JOB:
Copy out every record below with complete accuracy.

━━ THE DATA ━━

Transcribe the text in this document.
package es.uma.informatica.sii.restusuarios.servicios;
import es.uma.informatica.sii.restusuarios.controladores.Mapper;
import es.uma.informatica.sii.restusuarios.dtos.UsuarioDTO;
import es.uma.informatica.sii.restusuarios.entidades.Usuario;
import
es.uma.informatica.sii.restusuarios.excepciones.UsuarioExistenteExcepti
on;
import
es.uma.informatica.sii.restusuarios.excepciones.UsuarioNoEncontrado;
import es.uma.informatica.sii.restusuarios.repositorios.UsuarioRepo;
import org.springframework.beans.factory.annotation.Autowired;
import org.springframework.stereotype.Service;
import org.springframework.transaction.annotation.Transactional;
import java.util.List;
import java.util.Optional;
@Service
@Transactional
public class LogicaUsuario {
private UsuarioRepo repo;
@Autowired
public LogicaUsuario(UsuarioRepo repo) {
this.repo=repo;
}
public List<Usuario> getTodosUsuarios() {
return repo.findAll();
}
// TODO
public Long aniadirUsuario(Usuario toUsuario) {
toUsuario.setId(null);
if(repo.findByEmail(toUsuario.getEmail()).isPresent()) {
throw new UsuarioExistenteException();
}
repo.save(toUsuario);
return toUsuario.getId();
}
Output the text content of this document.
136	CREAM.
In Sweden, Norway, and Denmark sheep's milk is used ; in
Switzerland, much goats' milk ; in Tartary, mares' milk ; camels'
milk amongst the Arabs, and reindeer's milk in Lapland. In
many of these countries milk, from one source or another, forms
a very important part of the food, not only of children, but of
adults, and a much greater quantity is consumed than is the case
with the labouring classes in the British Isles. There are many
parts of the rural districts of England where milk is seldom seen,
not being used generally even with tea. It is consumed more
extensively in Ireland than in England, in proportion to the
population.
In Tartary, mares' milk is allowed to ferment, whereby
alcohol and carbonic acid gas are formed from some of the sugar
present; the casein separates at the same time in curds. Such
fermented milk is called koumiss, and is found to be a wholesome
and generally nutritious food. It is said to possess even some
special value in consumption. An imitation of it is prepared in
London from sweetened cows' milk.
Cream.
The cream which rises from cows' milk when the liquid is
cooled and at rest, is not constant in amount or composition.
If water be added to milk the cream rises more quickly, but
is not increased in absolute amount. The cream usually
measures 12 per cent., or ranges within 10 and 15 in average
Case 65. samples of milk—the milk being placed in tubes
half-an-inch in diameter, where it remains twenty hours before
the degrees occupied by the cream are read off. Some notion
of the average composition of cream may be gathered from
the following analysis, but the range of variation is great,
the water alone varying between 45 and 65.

━━━

THE RESPONSE:
Transcribe the text in this document.
package es.uma.informatica.sii.restusuarios.servicios;
import es.uma.informatica.sii.restusuarios.controladores.Mapper;
import es.uma.informatica.sii.restusuarios.dtos.UsuarioDTO;
import es.uma.informatica.sii.restusuarios.entidades.Usuario;
import
es.uma.informatica.sii.restusuarios.excepciones.UsuarioExistenteExcepti
on;
import
es.uma.informatica.sii.restusuarios.excepciones.UsuarioNoEncontrado;
import es.uma.informatica.sii.restusuarios.repositorios.UsuarioRepo;
import org.springframework.beans.factory.annotation.Autowired;
import org.springframework.stereotype.Service;
import org.springframework.transaction.annotation.Transactional;
import java.util.List;
import java.util.Optional;
@Service
@Transactional
public class LogicaUsuario {
private UsuarioRepo repo;
@Autowired
public LogicaUsuario(UsuarioRepo repo) {
this.repo=repo;
}
public List<Usuario> getTodosUsuarios() {
return repo.findAll();
}
// TODO
public Long aniadirUsuario(Usuario toUsuario) {
toUsuario.setId(null);
if(repo.findByEmail(toUsuario.getEmail()).isPresent()) {
throw new UsuarioExistenteException();
}
repo.save(toUsuario);
return toUsuario.getId();
}
Output the text content of this document.
136	CREAM.
In Sweden, Norway, and Denmark sheep's milk is used ; in
Switzerland, much goats' milk ; in Tartary, mares' milk ; camels'
milk amongst the Arabs, and reindeer's milk in Lapland. In
many of these countries milk, from one source or another, forms
a very important part of the food, not only of children, but of
adults, and a much greater quantity is consumed than is the case
with the labouring classes in the British Isles. There are many
parts of the rural districts of England where milk is seldom seen,
not being used generally even with tea. It is consumed more
extensively in Ireland than in England, in proportion to the
population.
In Tartary, mares' milk is allowed to ferment, whereby
alcohol and carbonic acid gas are formed from some of the sugar
present; the casein separates at the same time in curds. Such
fermented milk is called koumiss, and is found to be a wholesome
and generally nutritious food. It is said to possess even some
special value in consumption. An imitation of it is prepared in
London from sweetened cows' milk.
Cream.
The cream which rises from cows' milk when the liquid is
cooled and at rest, is not constant in amount or composition.
If water be added to milk the cream rises more quickly, but
is not increased in absolute amount. The cream usually
measures 12 per cent., or ranges within 10 and 15 in average
Case 65. samples of milk—the milk being placed in tubes
half-an-inch in diameter, where it remains twenty hours before
the degrees occupied by the cream are read off. Some notion
of the average composition of cream may be gathered from
the following analysis, but the range of variation is great,
the water alone varying between 45 and 65.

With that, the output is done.